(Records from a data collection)

________________________

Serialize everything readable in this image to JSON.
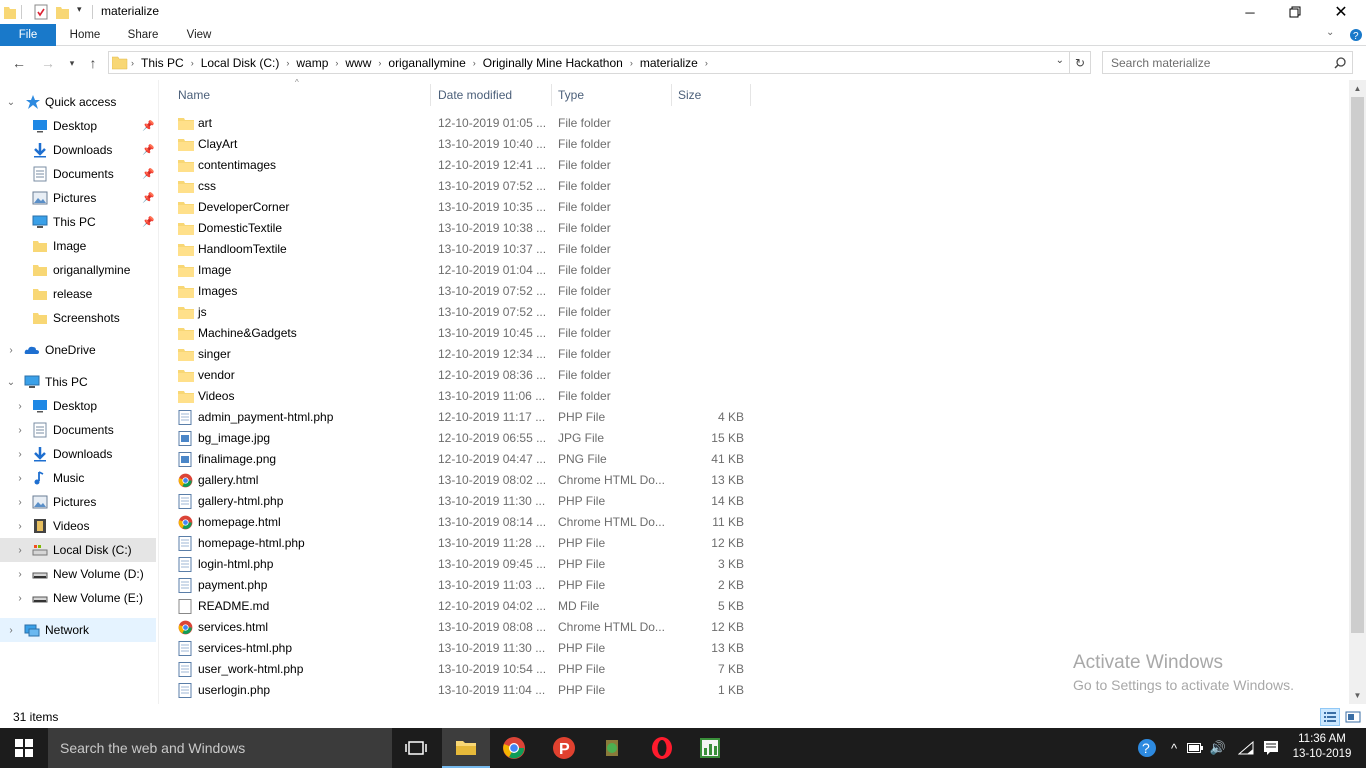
{
  "window": {
    "title": "materialize",
    "minimize_icon": "minimize-icon",
    "maximize_icon": "restore-icon",
    "close_icon": "close-icon"
  },
  "ribbon": {
    "tabs": [
      "File",
      "Home",
      "Share",
      "View"
    ],
    "accent": "#1979ca"
  },
  "address": {
    "crumbs": [
      "This PC",
      "Local Disk (C:)",
      "wamp",
      "www",
      "origanallymine",
      "Originally Mine Hackathon",
      "materialize"
    ]
  },
  "search": {
    "placeholder": "Search materialize"
  },
  "nav": {
    "quick_access": "Quick access",
    "quick_items": [
      {
        "label": "Desktop",
        "icon": "desktop-icon",
        "pinned": true
      },
      {
        "label": "Downloads",
        "icon": "downloads-icon",
        "pinned": true
      },
      {
        "label": "Documents",
        "icon": "documents-icon",
        "pinned": true
      },
      {
        "label": "Pictures",
        "icon": "pictures-icon",
        "pinned": true
      },
      {
        "label": "This PC",
        "icon": "this-pc-icon",
        "pinned": true
      },
      {
        "label": "Image",
        "icon": "folder-icon",
        "pinned": false
      },
      {
        "label": "origanallymine",
        "icon": "folder-icon",
        "pinned": false
      },
      {
        "label": "release",
        "icon": "folder-icon",
        "pinned": false
      },
      {
        "label": "Screenshots",
        "icon": "folder-icon",
        "pinned": false
      }
    ],
    "onedrive": "OneDrive",
    "this_pc": "This PC",
    "pc_items": [
      {
        "label": "Desktop",
        "icon": "desktop-icon"
      },
      {
        "label": "Documents",
        "icon": "documents-icon"
      },
      {
        "label": "Downloads",
        "icon": "downloads-icon"
      },
      {
        "label": "Music",
        "icon": "music-icon"
      },
      {
        "label": "Pictures",
        "icon": "pictures-icon"
      },
      {
        "label": "Videos",
        "icon": "videos-icon"
      },
      {
        "label": "Local Disk (C:)",
        "icon": "local-disk-icon"
      },
      {
        "label": "New Volume (D:)",
        "icon": "drive-icon"
      },
      {
        "label": "New Volume (E:)",
        "icon": "drive-icon"
      }
    ],
    "network": "Network"
  },
  "columns": {
    "name": "Name",
    "date": "Date modified",
    "type": "Type",
    "size": "Size"
  },
  "files": [
    {
      "name": "art",
      "date": "12-10-2019 01:05 ...",
      "type": "File folder",
      "size": "",
      "icon": "folder"
    },
    {
      "name": "ClayArt",
      "date": "13-10-2019 10:40 ...",
      "type": "File folder",
      "size": "",
      "icon": "folder"
    },
    {
      "name": "contentimages",
      "date": "12-10-2019 12:41 ...",
      "type": "File folder",
      "size": "",
      "icon": "folder"
    },
    {
      "name": "css",
      "date": "13-10-2019 07:52 ...",
      "type": "File folder",
      "size": "",
      "icon": "folder"
    },
    {
      "name": "DeveloperCorner",
      "date": "13-10-2019 10:35 ...",
      "type": "File folder",
      "size": "",
      "icon": "folder"
    },
    {
      "name": "DomesticTextile",
      "date": "13-10-2019 10:38 ...",
      "type": "File folder",
      "size": "",
      "icon": "folder"
    },
    {
      "name": "HandloomTextile",
      "date": "13-10-2019 10:37 ...",
      "type": "File folder",
      "size": "",
      "icon": "folder"
    },
    {
      "name": "Image",
      "date": "12-10-2019 01:04 ...",
      "type": "File folder",
      "size": "",
      "icon": "folder"
    },
    {
      "name": "Images",
      "date": "13-10-2019 07:52 ...",
      "type": "File folder",
      "size": "",
      "icon": "folder"
    },
    {
      "name": "js",
      "date": "13-10-2019 07:52 ...",
      "type": "File folder",
      "size": "",
      "icon": "folder"
    },
    {
      "name": "Machine&Gadgets",
      "date": "13-10-2019 10:45 ...",
      "type": "File folder",
      "size": "",
      "icon": "folder"
    },
    {
      "name": "singer",
      "date": "12-10-2019 12:34 ...",
      "type": "File folder",
      "size": "",
      "icon": "folder"
    },
    {
      "name": "vendor",
      "date": "12-10-2019 08:36 ...",
      "type": "File folder",
      "size": "",
      "icon": "folder"
    },
    {
      "name": "Videos",
      "date": "13-10-2019 11:06 ...",
      "type": "File folder",
      "size": "",
      "icon": "folder"
    },
    {
      "name": "admin_payment-html.php",
      "date": "12-10-2019 11:17 ...",
      "type": "PHP File",
      "size": "4 KB",
      "icon": "php"
    },
    {
      "name": "bg_image.jpg",
      "date": "12-10-2019 06:55 ...",
      "type": "JPG File",
      "size": "15 KB",
      "icon": "image"
    },
    {
      "name": "finalimage.png",
      "date": "12-10-2019 04:47 ...",
      "type": "PNG File",
      "size": "41 KB",
      "icon": "image"
    },
    {
      "name": "gallery.html",
      "date": "13-10-2019 08:02 ...",
      "type": "Chrome HTML Do...",
      "size": "13 KB",
      "icon": "chrome"
    },
    {
      "name": "gallery-html.php",
      "date": "13-10-2019 11:30 ...",
      "type": "PHP File",
      "size": "14 KB",
      "icon": "php"
    },
    {
      "name": "homepage.html",
      "date": "13-10-2019 08:14 ...",
      "type": "Chrome HTML Do...",
      "size": "11 KB",
      "icon": "chrome"
    },
    {
      "name": "homepage-html.php",
      "date": "13-10-2019 11:28 ...",
      "type": "PHP File",
      "size": "12 KB",
      "icon": "php"
    },
    {
      "name": "login-html.php",
      "date": "13-10-2019 09:45 ...",
      "type": "PHP File",
      "size": "3 KB",
      "icon": "php"
    },
    {
      "name": "payment.php",
      "date": "13-10-2019 11:03 ...",
      "type": "PHP File",
      "size": "2 KB",
      "icon": "php"
    },
    {
      "name": "README.md",
      "date": "12-10-2019 04:02 ...",
      "type": "MD File",
      "size": "5 KB",
      "icon": "blank"
    },
    {
      "name": "services.html",
      "date": "13-10-2019 08:08 ...",
      "type": "Chrome HTML Do...",
      "size": "12 KB",
      "icon": "chrome"
    },
    {
      "name": "services-html.php",
      "date": "13-10-2019 11:30 ...",
      "type": "PHP File",
      "size": "13 KB",
      "icon": "php"
    },
    {
      "name": "user_work-html.php",
      "date": "13-10-2019 10:54 ...",
      "type": "PHP File",
      "size": "7 KB",
      "icon": "php"
    },
    {
      "name": "userlogin.php",
      "date": "13-10-2019 11:04 ...",
      "type": "PHP File",
      "size": "1 KB",
      "icon": "php"
    }
  ],
  "status": {
    "item_count": "31 items"
  },
  "watermark": {
    "line1": "Activate Windows",
    "line2": "Go to Settings to activate Windows."
  },
  "taskbar": {
    "search_placeholder": "Search the web and Windows",
    "time": "11:36 AM",
    "date": "13-10-2019"
  }
}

________________________

- Exercise instructions -
Word for word, quote the lines above. Omit the pictures.

- Reply to the task -
Serialize everything readable in this image to JSON.
{
  "window": {
    "title": "materialize",
    "minimize_icon": "minimize-icon",
    "maximize_icon": "restore-icon",
    "close_icon": "close-icon"
  },
  "ribbon": {
    "tabs": [
      "File",
      "Home",
      "Share",
      "View"
    ],
    "accent": "#1979ca"
  },
  "address": {
    "crumbs": [
      "This PC",
      "Local Disk (C:)",
      "wamp",
      "www",
      "origanallymine",
      "Originally Mine Hackathon",
      "materialize"
    ]
  },
  "search": {
    "placeholder": "Search materialize"
  },
  "nav": {
    "quick_access": "Quick access",
    "quick_items": [
      {
        "label": "Desktop",
        "icon": "desktop-icon",
        "pinned": true
      },
      {
        "label": "Downloads",
        "icon": "downloads-icon",
        "pinned": true
      },
      {
        "label": "Documents",
        "icon": "documents-icon",
        "pinned": true
      },
      {
        "label": "Pictures",
        "icon": "pictures-icon",
        "pinned": true
      },
      {
        "label": "This PC",
        "icon": "this-pc-icon",
        "pinned": true
      },
      {
        "label": "Image",
        "icon": "folder-icon",
        "pinned": false
      },
      {
        "label": "origanallymine",
        "icon": "folder-icon",
        "pinned": false
      },
      {
        "label": "release",
        "icon": "folder-icon",
        "pinned": false
      },
      {
        "label": "Screenshots",
        "icon": "folder-icon",
        "pinned": false
      }
    ],
    "onedrive": "OneDrive",
    "this_pc": "This PC",
    "pc_items": [
      {
        "label": "Desktop",
        "icon": "desktop-icon"
      },
      {
        "label": "Documents",
        "icon": "documents-icon"
      },
      {
        "label": "Downloads",
        "icon": "downloads-icon"
      },
      {
        "label": "Music",
        "icon": "music-icon"
      },
      {
        "label": "Pictures",
        "icon": "pictures-icon"
      },
      {
        "label": "Videos",
        "icon": "videos-icon"
      },
      {
        "label": "Local Disk (C:)",
        "icon": "local-disk-icon"
      },
      {
        "label": "New Volume (D:)",
        "icon": "drive-icon"
      },
      {
        "label": "New Volume (E:)",
        "icon": "drive-icon"
      }
    ],
    "network": "Network"
  },
  "columns": {
    "name": "Name",
    "date": "Date modified",
    "type": "Type",
    "size": "Size"
  },
  "files": [
    {
      "name": "art",
      "date": "12-10-2019 01:05 ...",
      "type": "File folder",
      "size": "",
      "icon": "folder"
    },
    {
      "name": "ClayArt",
      "date": "13-10-2019 10:40 ...",
      "type": "File folder",
      "size": "",
      "icon": "folder"
    },
    {
      "name": "contentimages",
      "date": "12-10-2019 12:41 ...",
      "type": "File folder",
      "size": "",
      "icon": "folder"
    },
    {
      "name": "css",
      "date": "13-10-2019 07:52 ...",
      "type": "File folder",
      "size": "",
      "icon": "folder"
    },
    {
      "name": "DeveloperCorner",
      "date": "13-10-2019 10:35 ...",
      "type": "File folder",
      "size": "",
      "icon": "folder"
    },
    {
      "name": "DomesticTextile",
      "date": "13-10-2019 10:38 ...",
      "type": "File folder",
      "size": "",
      "icon": "folder"
    },
    {
      "name": "HandloomTextile",
      "date": "13-10-2019 10:37 ...",
      "type": "File folder",
      "size": "",
      "icon": "folder"
    },
    {
      "name": "Image",
      "date": "12-10-2019 01:04 ...",
      "type": "File folder",
      "size": "",
      "icon": "folder"
    },
    {
      "name": "Images",
      "date": "13-10-2019 07:52 ...",
      "type": "File folder",
      "size": "",
      "icon": "folder"
    },
    {
      "name": "js",
      "date": "13-10-2019 07:52 ...",
      "type": "File folder",
      "size": "",
      "icon": "folder"
    },
    {
      "name": "Machine&Gadgets",
      "date": "13-10-2019 10:45 ...",
      "type": "File folder",
      "size": "",
      "icon": "folder"
    },
    {
      "name": "singer",
      "date": "12-10-2019 12:34 ...",
      "type": "File folder",
      "size": "",
      "icon": "folder"
    },
    {
      "name": "vendor",
      "date": "12-10-2019 08:36 ...",
      "type": "File folder",
      "size": "",
      "icon": "folder"
    },
    {
      "name": "Videos",
      "date": "13-10-2019 11:06 ...",
      "type": "File folder",
      "size": "",
      "icon": "folder"
    },
    {
      "name": "admin_payment-html.php",
      "date": "12-10-2019 11:17 ...",
      "type": "PHP File",
      "size": "4 KB",
      "icon": "php"
    },
    {
      "name": "bg_image.jpg",
      "date": "12-10-2019 06:55 ...",
      "type": "JPG File",
      "size": "15 KB",
      "icon": "image"
    },
    {
      "name": "finalimage.png",
      "date": "12-10-2019 04:47 ...",
      "type": "PNG File",
      "size": "41 KB",
      "icon": "image"
    },
    {
      "name": "gallery.html",
      "date": "13-10-2019 08:02 ...",
      "type": "Chrome HTML Do...",
      "size": "13 KB",
      "icon": "chrome"
    },
    {
      "name": "gallery-html.php",
      "date": "13-10-2019 11:30 ...",
      "type": "PHP File",
      "size": "14 KB",
      "icon": "php"
    },
    {
      "name": "homepage.html",
      "date": "13-10-2019 08:14 ...",
      "type": "Chrome HTML Do...",
      "size": "11 KB",
      "icon": "chrome"
    },
    {
      "name": "homepage-html.php",
      "date": "13-10-2019 11:28 ...",
      "type": "PHP File",
      "size": "12 KB",
      "icon": "php"
    },
    {
      "name": "login-html.php",
      "date": "13-10-2019 09:45 ...",
      "type": "PHP File",
      "size": "3 KB",
      "icon": "php"
    },
    {
      "name": "payment.php",
      "date": "13-10-2019 11:03 ...",
      "type": "PHP File",
      "size": "2 KB",
      "icon": "php"
    },
    {
      "name": "README.md",
      "date": "12-10-2019 04:02 ...",
      "type": "MD File",
      "size": "5 KB",
      "icon": "blank"
    },
    {
      "name": "services.html",
      "date": "13-10-2019 08:08 ...",
      "type": "Chrome HTML Do...",
      "size": "12 KB",
      "icon": "chrome"
    },
    {
      "name": "services-html.php",
      "date": "13-10-2019 11:30 ...",
      "type": "PHP File",
      "size": "13 KB",
      "icon": "php"
    },
    {
      "name": "user_work-html.php",
      "date": "13-10-2019 10:54 ...",
      "type": "PHP File",
      "size": "7 KB",
      "icon": "php"
    },
    {
      "name": "userlogin.php",
      "date": "13-10-2019 11:04 ...",
      "type": "PHP File",
      "size": "1 KB",
      "icon": "php"
    }
  ],
  "status": {
    "item_count": "31 items"
  },
  "watermark": {
    "line1": "Activate Windows",
    "line2": "Go to Settings to activate Windows."
  },
  "taskbar": {
    "search_placeholder": "Search the web and Windows",
    "time": "11:36 AM",
    "date": "13-10-2019"
  }
}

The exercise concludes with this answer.